--- Data provided ---
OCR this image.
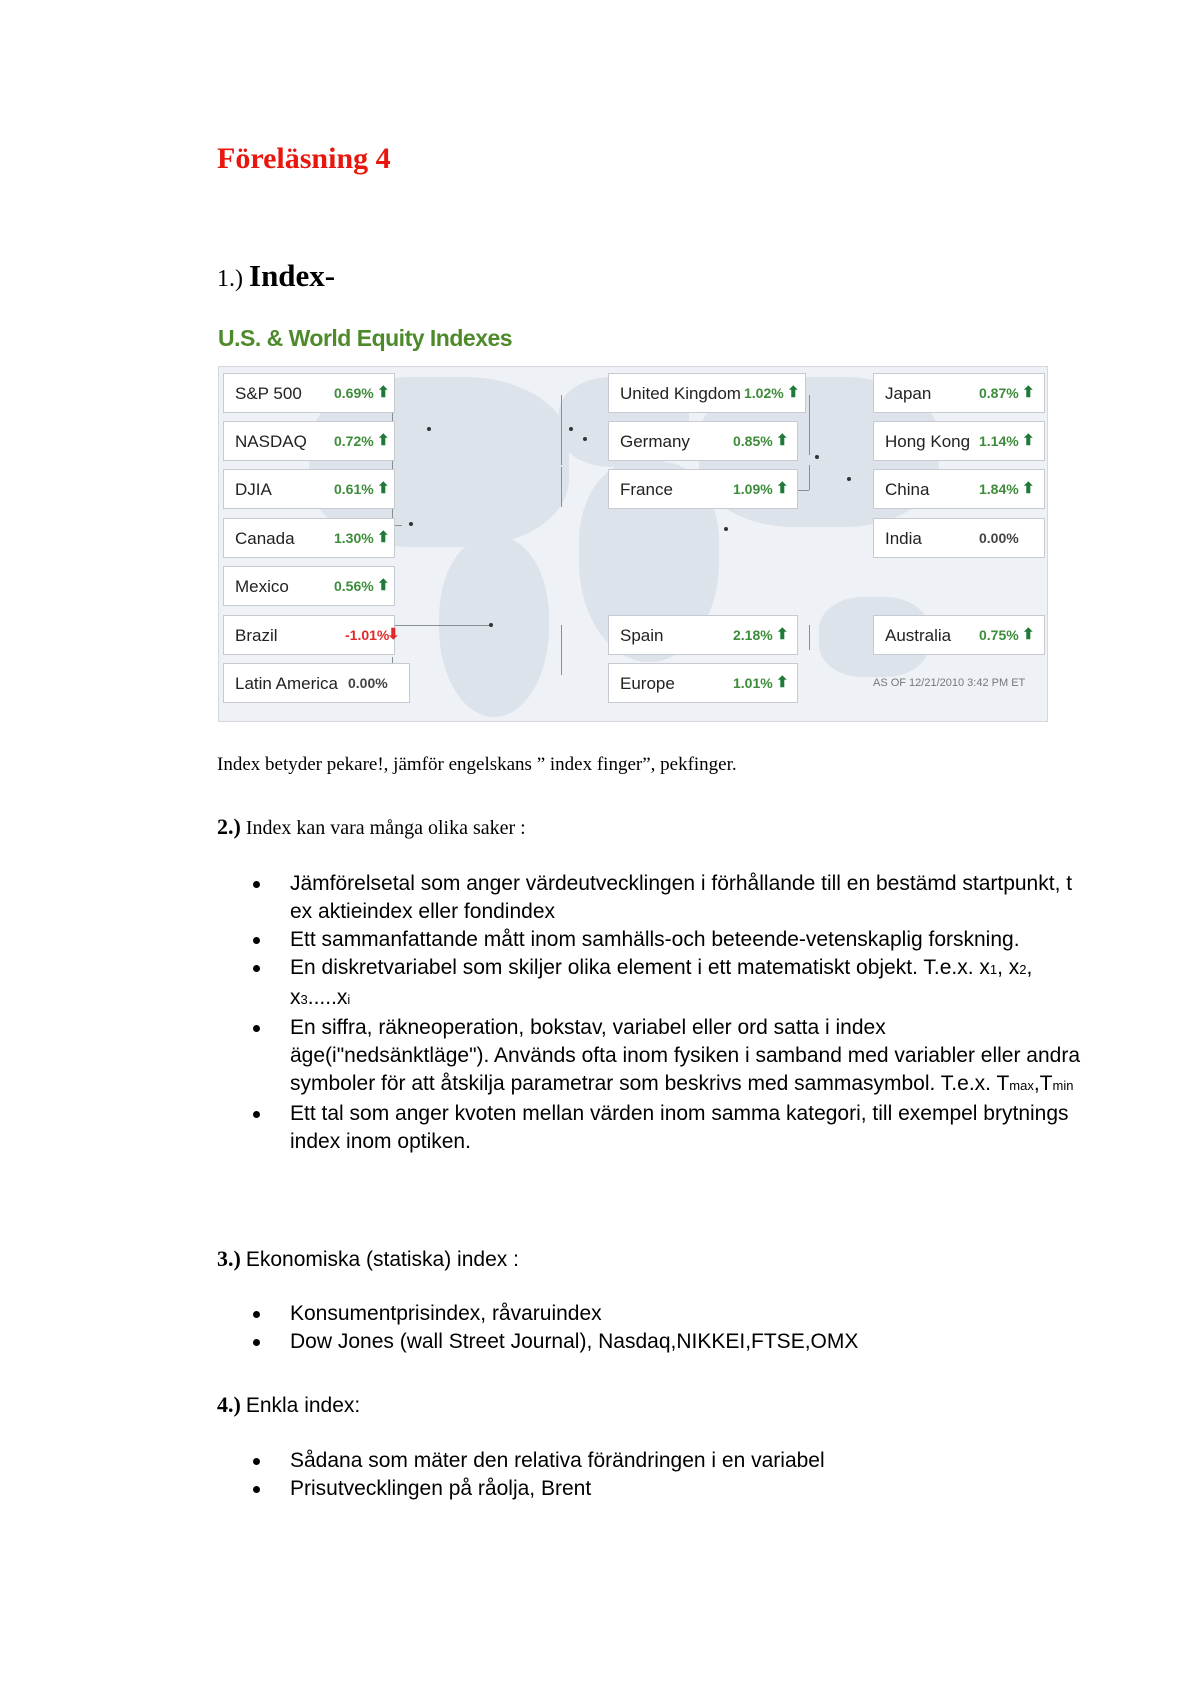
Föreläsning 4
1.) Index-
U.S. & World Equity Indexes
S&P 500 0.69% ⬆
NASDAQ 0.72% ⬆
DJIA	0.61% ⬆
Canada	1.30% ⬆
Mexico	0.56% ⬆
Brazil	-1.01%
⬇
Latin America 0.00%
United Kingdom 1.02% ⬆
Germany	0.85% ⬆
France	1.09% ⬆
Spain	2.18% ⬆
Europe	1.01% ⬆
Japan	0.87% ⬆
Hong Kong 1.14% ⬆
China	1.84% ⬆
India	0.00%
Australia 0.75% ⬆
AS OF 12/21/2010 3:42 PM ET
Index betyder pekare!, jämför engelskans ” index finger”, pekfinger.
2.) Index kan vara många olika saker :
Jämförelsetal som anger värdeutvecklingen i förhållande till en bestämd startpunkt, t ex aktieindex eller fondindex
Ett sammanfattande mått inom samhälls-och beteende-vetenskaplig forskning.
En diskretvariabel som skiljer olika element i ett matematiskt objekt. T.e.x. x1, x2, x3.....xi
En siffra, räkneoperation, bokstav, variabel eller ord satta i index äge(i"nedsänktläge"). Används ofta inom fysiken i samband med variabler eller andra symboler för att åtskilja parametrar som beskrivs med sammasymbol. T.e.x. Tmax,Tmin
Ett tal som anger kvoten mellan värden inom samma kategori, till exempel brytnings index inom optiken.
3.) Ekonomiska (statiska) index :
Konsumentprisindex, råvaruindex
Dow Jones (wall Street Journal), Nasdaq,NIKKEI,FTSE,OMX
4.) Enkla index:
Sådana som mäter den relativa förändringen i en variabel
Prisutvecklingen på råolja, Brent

--- Problem statement ---
Would you set down the listing exactly, omitting pictures?

--- The solution ---
OCR this image.
Föreläsning 4
1.) Index-
U.S. & World Equity Indexes
S&P 500 0.69% ⬆
NASDAQ 0.72% ⬆
DJIA	0.61% ⬆
Canada	1.30% ⬆
Mexico	0.56% ⬆
Brazil	-1.01%
⬇
Latin America 0.00%
United Kingdom 1.02% ⬆
Germany	0.85% ⬆
France	1.09% ⬆
Spain	2.18% ⬆
Europe	1.01% ⬆
Japan	0.87% ⬆
Hong Kong 1.14% ⬆
China	1.84% ⬆
India	0.00%
Australia 0.75% ⬆
AS OF 12/21/2010 3:42 PM ET
Index betyder pekare!, jämför engelskans ” index finger”, pekfinger.
2.) Index kan vara många olika saker :
Jämförelsetal som anger värdeutvecklingen i förhållande till en bestämd startpunkt, t ex aktieindex eller fondindex
Ett sammanfattande mått inom samhälls-och beteende-vetenskaplig forskning.
En diskretvariabel som skiljer olika element i ett matematiskt objekt. T.e.x. x1, x2, x3.....xi
En siffra, räkneoperation, bokstav, variabel eller ord satta i index äge(i"nedsänktläge"). Används ofta inom fysiken i samband med variabler eller andra symboler för att åtskilja parametrar som beskrivs med sammasymbol. T.e.x. Tmax,Tmin
Ett tal som anger kvoten mellan värden inom samma kategori, till exempel brytnings index inom optiken.
3.) Ekonomiska (statiska) index :
Konsumentprisindex, råvaruindex
Dow Jones (wall Street Journal), Nasdaq,NIKKEI,FTSE,OMX
4.) Enkla index:
Sådana som mäter den relativa förändringen i en variabel
Prisutvecklingen på råolja, Brent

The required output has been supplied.